• _WRITTEN TASK_: Every line in the listing is to be echoed verbatim.
--- INFORMATION SUPPLIED ---
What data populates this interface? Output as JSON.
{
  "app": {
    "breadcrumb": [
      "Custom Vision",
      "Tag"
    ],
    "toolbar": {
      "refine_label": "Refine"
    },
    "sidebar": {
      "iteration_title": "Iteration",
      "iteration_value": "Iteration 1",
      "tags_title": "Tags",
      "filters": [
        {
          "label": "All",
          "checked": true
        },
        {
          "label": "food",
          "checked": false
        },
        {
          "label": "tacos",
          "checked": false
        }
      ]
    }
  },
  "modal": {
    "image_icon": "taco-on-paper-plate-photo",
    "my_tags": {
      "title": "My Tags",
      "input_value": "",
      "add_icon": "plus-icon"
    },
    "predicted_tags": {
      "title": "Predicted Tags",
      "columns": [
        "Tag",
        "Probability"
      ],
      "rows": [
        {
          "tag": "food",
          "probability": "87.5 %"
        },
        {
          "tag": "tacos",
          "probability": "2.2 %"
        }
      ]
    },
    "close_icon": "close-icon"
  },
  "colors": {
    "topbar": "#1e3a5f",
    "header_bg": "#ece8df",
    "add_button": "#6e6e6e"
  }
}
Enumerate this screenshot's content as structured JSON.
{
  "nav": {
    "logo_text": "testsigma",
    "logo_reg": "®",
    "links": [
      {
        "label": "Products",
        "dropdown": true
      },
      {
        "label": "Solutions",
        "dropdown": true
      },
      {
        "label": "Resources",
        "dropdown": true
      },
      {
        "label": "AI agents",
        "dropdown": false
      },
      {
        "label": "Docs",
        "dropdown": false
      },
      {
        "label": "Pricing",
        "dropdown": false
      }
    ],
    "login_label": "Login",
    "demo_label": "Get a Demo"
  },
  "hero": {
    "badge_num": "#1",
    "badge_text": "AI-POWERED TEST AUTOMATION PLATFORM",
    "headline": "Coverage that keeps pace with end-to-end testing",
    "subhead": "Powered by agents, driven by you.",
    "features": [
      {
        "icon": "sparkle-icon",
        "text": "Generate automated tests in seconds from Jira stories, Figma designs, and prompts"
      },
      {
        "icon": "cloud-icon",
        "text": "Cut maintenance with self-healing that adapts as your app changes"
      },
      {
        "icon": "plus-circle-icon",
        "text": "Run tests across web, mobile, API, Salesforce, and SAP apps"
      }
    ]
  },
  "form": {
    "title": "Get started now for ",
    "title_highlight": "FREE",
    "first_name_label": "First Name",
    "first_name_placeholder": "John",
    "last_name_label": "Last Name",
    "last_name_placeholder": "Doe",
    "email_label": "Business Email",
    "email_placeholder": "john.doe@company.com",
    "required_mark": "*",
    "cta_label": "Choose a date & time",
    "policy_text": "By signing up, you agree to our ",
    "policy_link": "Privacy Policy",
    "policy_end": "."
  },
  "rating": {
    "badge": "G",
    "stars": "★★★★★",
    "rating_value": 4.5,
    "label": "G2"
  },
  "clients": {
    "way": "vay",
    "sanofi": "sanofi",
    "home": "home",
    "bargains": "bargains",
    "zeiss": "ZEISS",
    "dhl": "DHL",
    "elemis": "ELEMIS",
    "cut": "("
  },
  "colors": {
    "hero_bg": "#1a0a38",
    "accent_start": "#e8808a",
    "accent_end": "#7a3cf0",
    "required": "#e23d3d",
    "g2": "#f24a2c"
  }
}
---
• _TASK RESPONSE_:
What data populates this interface? Output as JSON.
{
  "app": {
    "breadcrumb": [
      "Custom Vision",
      "Tag"
    ],
    "toolbar": {
      "refine_label": "Refine"
    },
    "sidebar": {
      "iteration_title": "Iteration",
      "iteration_value": "Iteration 1",
      "tags_title": "Tags",
      "filters": [
        {
          "label": "All",
          "checked": true
        },
        {
          "label": "food",
          "checked": false
        },
        {
          "label": "tacos",
          "checked": false
        }
      ]
    }
  },
  "modal": {
    "image_icon": "taco-on-paper-plate-photo",
    "my_tags": {
      "title": "My Tags",
      "input_value": "",
      "add_icon": "plus-icon"
    },
    "predicted_tags": {
      "title": "Predicted Tags",
      "columns": [
        "Tag",
        "Probability"
      ],
      "rows": [
        {
          "tag": "food",
          "probability": "87.5 %"
        },
        {
          "tag": "tacos",
          "probability": "2.2 %"
        }
      ]
    },
    "close_icon": "close-icon"
  },
  "colors": {
    "topbar": "#1e3a5f",
    "header_bg": "#ece8df",
    "add_button": "#6e6e6e"
  }
}
Enumerate this screenshot's content as structured JSON.
{
  "nav": {
    "logo_text": "testsigma",
    "logo_reg": "®",
    "links": [
      {
        "label": "Products",
        "dropdown": true
      },
      {
        "label": "Solutions",
        "dropdown": true
      },
      {
        "label": "Resources",
        "dropdown": true
      },
      {
        "label": "AI agents",
        "dropdown": false
      },
      {
        "label": "Docs",
        "dropdown": false
      },
      {
        "label": "Pricing",
        "dropdown": false
      }
    ],
    "login_label": "Login",
    "demo_label": "Get a Demo"
  },
  "hero": {
    "badge_num": "#1",
    "badge_text": "AI-POWERED TEST AUTOMATION PLATFORM",
    "headline": "Coverage that keeps pace with end-to-end testing",
    "subhead": "Powered by agents, driven by you.",
    "features": [
      {
        "icon": "sparkle-icon",
        "text": "Generate automated tests in seconds from Jira stories, Figma designs, and prompts"
      },
      {
        "icon": "cloud-icon",
        "text": "Cut maintenance with self-healing that adapts as your app changes"
      },
      {
        "icon": "plus-circle-icon",
        "text": "Run tests across web, mobile, API, Salesforce, and SAP apps"
      }
    ]
  },
  "form": {
    "title": "Get started now for ",
    "title_highlight": "FREE",
    "first_name_label": "First Name",
    "first_name_placeholder": "John",
    "last_name_label": "Last Name",
    "last_name_placeholder": "Doe",
    "email_label": "Business Email",
    "email_placeholder": "john.doe@company.com",
    "required_mark": "*",
    "cta_label": "Choose a date & time",
    "policy_text": "By signing up, you agree to our ",
    "policy_link": "Privacy Policy",
    "policy_end": "."
  },
  "rating": {
    "badge": "G",
    "stars": "★★★★★",
    "rating_value": 4.5,
    "label": "G2"
  },
  "clients": {
    "way": "vay",
    "sanofi": "sanofi",
    "home": "home",
    "bargains": "bargains",
    "zeiss": "ZEISS",
    "dhl": "DHL",
    "elemis": "ELEMIS",
    "cut": "("
  },
  "colors": {
    "hero_bg": "#1a0a38",
    "accent_start": "#e8808a",
    "accent_end": "#7a3cf0",
    "required": "#e23d3d",
    "g2": "#f24a2c"
  }
}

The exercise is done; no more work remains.